— Description of the task —
Copy the rows below word for word, leaving out the pictures.

— Provided records —
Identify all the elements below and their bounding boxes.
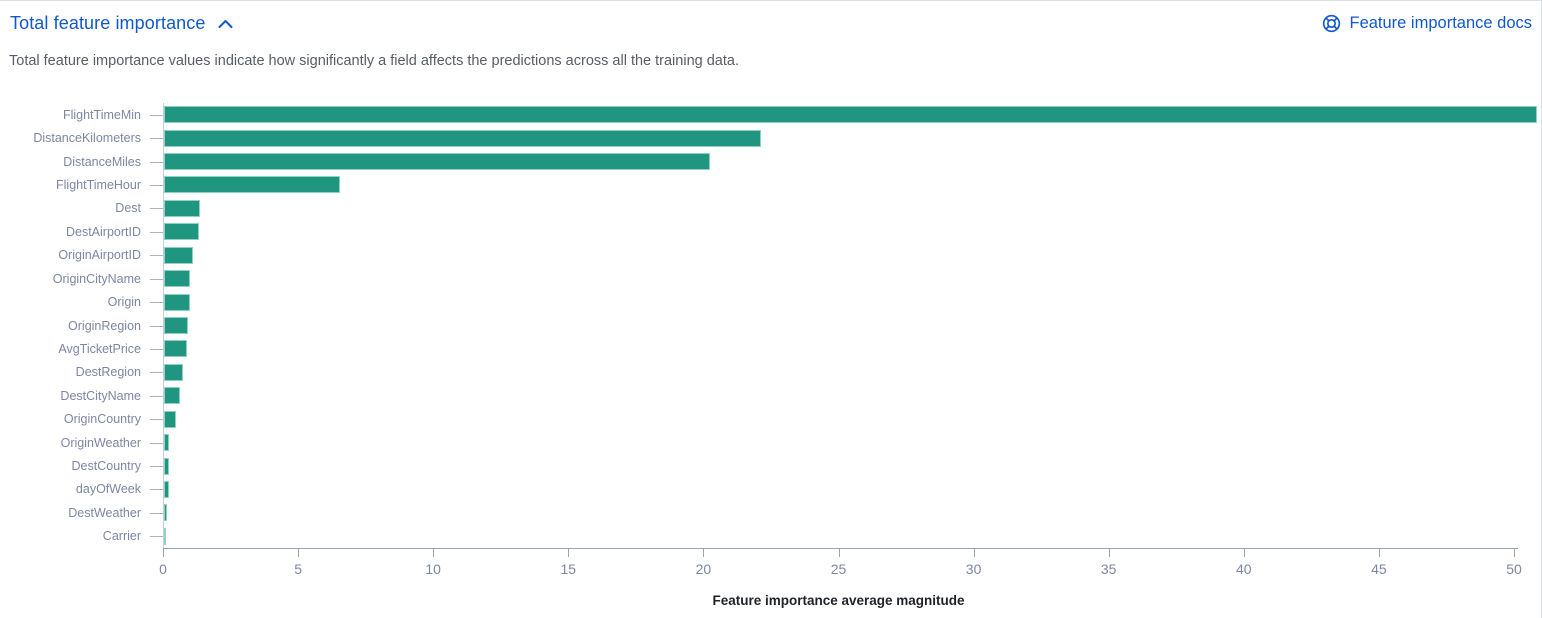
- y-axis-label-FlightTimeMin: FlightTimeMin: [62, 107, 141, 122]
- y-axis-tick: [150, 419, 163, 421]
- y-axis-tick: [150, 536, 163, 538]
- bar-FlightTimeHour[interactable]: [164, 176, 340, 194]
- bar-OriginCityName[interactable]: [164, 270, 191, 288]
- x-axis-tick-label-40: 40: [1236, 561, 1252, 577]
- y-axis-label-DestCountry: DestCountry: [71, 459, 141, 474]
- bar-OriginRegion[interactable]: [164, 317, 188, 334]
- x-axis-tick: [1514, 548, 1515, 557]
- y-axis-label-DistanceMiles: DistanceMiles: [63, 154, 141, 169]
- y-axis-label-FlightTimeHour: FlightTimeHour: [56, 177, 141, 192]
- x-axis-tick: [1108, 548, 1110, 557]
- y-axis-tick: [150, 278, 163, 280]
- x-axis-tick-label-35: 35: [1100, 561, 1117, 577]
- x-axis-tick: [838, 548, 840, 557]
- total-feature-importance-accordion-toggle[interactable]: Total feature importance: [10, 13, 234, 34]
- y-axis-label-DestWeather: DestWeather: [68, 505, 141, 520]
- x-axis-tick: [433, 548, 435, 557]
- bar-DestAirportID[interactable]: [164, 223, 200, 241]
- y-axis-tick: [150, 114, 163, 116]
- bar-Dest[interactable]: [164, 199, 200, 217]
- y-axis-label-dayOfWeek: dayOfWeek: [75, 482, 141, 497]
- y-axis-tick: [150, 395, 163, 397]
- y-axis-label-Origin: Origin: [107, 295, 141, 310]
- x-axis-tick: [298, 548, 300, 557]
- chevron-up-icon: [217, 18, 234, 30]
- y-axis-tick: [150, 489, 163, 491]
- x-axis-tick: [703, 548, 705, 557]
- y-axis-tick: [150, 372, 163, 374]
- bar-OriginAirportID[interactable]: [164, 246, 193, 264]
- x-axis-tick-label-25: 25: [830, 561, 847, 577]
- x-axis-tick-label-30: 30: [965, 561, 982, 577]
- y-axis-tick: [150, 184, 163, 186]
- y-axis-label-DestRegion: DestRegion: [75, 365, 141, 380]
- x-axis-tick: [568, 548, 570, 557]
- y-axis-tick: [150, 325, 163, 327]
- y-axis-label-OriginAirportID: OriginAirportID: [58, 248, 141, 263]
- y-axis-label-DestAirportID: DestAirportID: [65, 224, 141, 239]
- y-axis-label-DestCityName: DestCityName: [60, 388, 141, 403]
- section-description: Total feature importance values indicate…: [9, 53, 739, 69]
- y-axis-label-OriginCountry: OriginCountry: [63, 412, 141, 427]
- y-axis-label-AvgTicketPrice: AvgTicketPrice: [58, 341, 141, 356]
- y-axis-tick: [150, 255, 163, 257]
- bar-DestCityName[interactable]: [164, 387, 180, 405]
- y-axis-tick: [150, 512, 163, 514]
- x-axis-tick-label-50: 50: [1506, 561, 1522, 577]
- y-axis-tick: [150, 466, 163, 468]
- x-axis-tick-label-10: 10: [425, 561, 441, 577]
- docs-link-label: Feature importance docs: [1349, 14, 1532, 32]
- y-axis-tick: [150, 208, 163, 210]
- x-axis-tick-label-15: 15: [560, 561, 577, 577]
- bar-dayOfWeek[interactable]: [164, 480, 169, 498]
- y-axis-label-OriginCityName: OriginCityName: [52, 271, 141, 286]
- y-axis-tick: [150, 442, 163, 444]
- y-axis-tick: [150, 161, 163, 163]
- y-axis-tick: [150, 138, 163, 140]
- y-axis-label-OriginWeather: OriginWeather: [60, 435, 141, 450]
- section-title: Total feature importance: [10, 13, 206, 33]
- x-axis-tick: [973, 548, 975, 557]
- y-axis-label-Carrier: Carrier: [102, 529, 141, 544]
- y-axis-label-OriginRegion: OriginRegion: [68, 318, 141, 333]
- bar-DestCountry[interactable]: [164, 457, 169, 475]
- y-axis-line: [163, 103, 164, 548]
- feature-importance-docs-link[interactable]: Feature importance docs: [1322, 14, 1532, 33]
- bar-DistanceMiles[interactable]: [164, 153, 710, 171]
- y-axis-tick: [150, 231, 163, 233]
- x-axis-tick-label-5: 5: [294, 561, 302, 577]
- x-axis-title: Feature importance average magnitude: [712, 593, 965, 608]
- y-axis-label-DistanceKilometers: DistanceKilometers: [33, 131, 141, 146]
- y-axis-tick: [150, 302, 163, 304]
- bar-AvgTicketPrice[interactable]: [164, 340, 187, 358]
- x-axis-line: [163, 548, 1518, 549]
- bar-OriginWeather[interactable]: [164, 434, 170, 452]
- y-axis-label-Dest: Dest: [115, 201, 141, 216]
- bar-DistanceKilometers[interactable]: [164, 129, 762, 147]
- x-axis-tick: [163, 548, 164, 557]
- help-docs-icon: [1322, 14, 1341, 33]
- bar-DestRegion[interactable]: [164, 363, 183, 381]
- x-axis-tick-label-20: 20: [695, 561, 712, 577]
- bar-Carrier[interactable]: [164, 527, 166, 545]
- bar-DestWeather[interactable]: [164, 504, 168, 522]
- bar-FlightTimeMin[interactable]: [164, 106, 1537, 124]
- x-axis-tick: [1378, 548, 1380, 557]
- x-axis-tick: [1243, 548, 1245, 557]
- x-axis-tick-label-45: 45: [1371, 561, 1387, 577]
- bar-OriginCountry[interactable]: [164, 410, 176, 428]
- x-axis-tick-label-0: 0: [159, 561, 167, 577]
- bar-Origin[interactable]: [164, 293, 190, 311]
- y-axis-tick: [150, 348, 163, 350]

— Worked solution —
Identify all the elements below and their bounding boxes.
- y-axis-label-FlightTimeMin: FlightTimeMin: [62, 107, 141, 122]
- y-axis-tick: [150, 419, 163, 421]
- y-axis-tick: [150, 536, 163, 538]
- bar-FlightTimeHour[interactable]: [164, 176, 340, 194]
- bar-OriginCityName[interactable]: [164, 270, 191, 288]
- x-axis-tick-label-40: 40: [1236, 561, 1252, 577]
- y-axis-label-DestCountry: DestCountry: [71, 459, 141, 474]
- bar-OriginRegion[interactable]: [164, 317, 188, 334]
- x-axis-tick: [1514, 548, 1515, 557]
- y-axis-label-DistanceMiles: DistanceMiles: [63, 154, 141, 169]
- y-axis-label-FlightTimeHour: FlightTimeHour: [56, 177, 141, 192]
- x-axis-tick: [1108, 548, 1110, 557]
- y-axis-tick: [150, 278, 163, 280]
- x-axis-tick-label-35: 35: [1100, 561, 1117, 577]
- x-axis-tick: [838, 548, 840, 557]
- total-feature-importance-accordion-toggle[interactable]: Total feature importance: [10, 13, 234, 34]
- y-axis-label-DestWeather: DestWeather: [68, 505, 141, 520]
- x-axis-tick: [433, 548, 435, 557]
- bar-DestAirportID[interactable]: [164, 223, 200, 241]
- y-axis-tick: [150, 114, 163, 116]
- bar-Dest[interactable]: [164, 199, 200, 217]
- y-axis-label-dayOfWeek: dayOfWeek: [75, 482, 141, 497]
- y-axis-tick: [150, 395, 163, 397]
- y-axis-label-Origin: Origin: [107, 295, 141, 310]
- x-axis-tick: [298, 548, 300, 557]
- chevron-up-icon: [217, 18, 234, 30]
- y-axis-tick: [150, 489, 163, 491]
- x-axis-tick: [703, 548, 705, 557]
- y-axis-tick: [150, 372, 163, 374]
- bar-OriginAirportID[interactable]: [164, 246, 193, 264]
- x-axis-tick-label-25: 25: [830, 561, 847, 577]
- x-axis-tick-label-30: 30: [965, 561, 982, 577]
- y-axis-tick: [150, 184, 163, 186]
- y-axis-label-DestRegion: DestRegion: [75, 365, 141, 380]
- x-axis-tick: [568, 548, 570, 557]
- y-axis-tick: [150, 325, 163, 327]
- y-axis-label-OriginAirportID: OriginAirportID: [58, 248, 141, 263]
- y-axis-label-DestAirportID: DestAirportID: [65, 224, 141, 239]
- y-axis-label-DestCityName: DestCityName: [60, 388, 141, 403]
- section-description: Total feature importance values indicate…: [9, 53, 739, 69]
- y-axis-label-OriginCountry: OriginCountry: [63, 412, 141, 427]
- y-axis-label-AvgTicketPrice: AvgTicketPrice: [58, 341, 141, 356]
- y-axis-tick: [150, 255, 163, 257]
- bar-DestCityName[interactable]: [164, 387, 180, 405]
- y-axis-tick: [150, 512, 163, 514]
- x-axis-tick-label-50: 50: [1506, 561, 1522, 577]
- y-axis-tick: [150, 466, 163, 468]
- x-axis-tick-label-10: 10: [425, 561, 441, 577]
- docs-link-label: Feature importance docs: [1349, 14, 1532, 32]
- y-axis-tick: [150, 208, 163, 210]
- x-axis-tick-label-15: 15: [560, 561, 577, 577]
- bar-dayOfWeek[interactable]: [164, 480, 169, 498]
- y-axis-label-OriginCityName: OriginCityName: [52, 271, 141, 286]
- y-axis-tick: [150, 442, 163, 444]
- y-axis-tick: [150, 161, 163, 163]
- y-axis-tick: [150, 138, 163, 140]
- y-axis-label-OriginWeather: OriginWeather: [60, 435, 141, 450]
- section-title: Total feature importance: [10, 13, 206, 33]
- x-axis-tick: [973, 548, 975, 557]
- y-axis-label-Carrier: Carrier: [102, 529, 141, 544]
- y-axis-label-OriginRegion: OriginRegion: [68, 318, 141, 333]
- bar-DestCountry[interactable]: [164, 457, 169, 475]
- y-axis-line: [163, 103, 164, 548]
- feature-importance-docs-link[interactable]: Feature importance docs: [1322, 14, 1532, 33]
- bar-DistanceMiles[interactable]: [164, 153, 710, 171]
- y-axis-tick: [150, 231, 163, 233]
- x-axis-tick-label-5: 5: [294, 561, 302, 577]
- x-axis-title: Feature importance average magnitude: [712, 593, 965, 608]
- y-axis-label-DistanceKilometers: DistanceKilometers: [33, 131, 141, 146]
- y-axis-tick: [150, 302, 163, 304]
- bar-AvgTicketPrice[interactable]: [164, 340, 187, 358]
- x-axis-line: [163, 548, 1518, 549]
- bar-OriginWeather[interactable]: [164, 434, 170, 452]
- y-axis-label-Dest: Dest: [115, 201, 141, 216]
- bar-DistanceKilometers[interactable]: [164, 129, 762, 147]
- x-axis-tick: [163, 548, 164, 557]
- help-docs-icon: [1322, 14, 1341, 33]
- bar-DestRegion[interactable]: [164, 363, 183, 381]
- x-axis-tick-label-20: 20: [695, 561, 712, 577]
- bar-Carrier[interactable]: [164, 527, 166, 545]
- bar-DestWeather[interactable]: [164, 504, 168, 522]
- bar-FlightTimeMin[interactable]: [164, 106, 1537, 124]
- x-axis-tick: [1378, 548, 1380, 557]
- x-axis-tick: [1243, 548, 1245, 557]
- x-axis-tick-label-45: 45: [1371, 561, 1387, 577]
- bar-OriginCountry[interactable]: [164, 410, 176, 428]
- x-axis-tick-label-0: 0: [159, 561, 167, 577]
- bar-Origin[interactable]: [164, 293, 190, 311]
- y-axis-tick: [150, 348, 163, 350]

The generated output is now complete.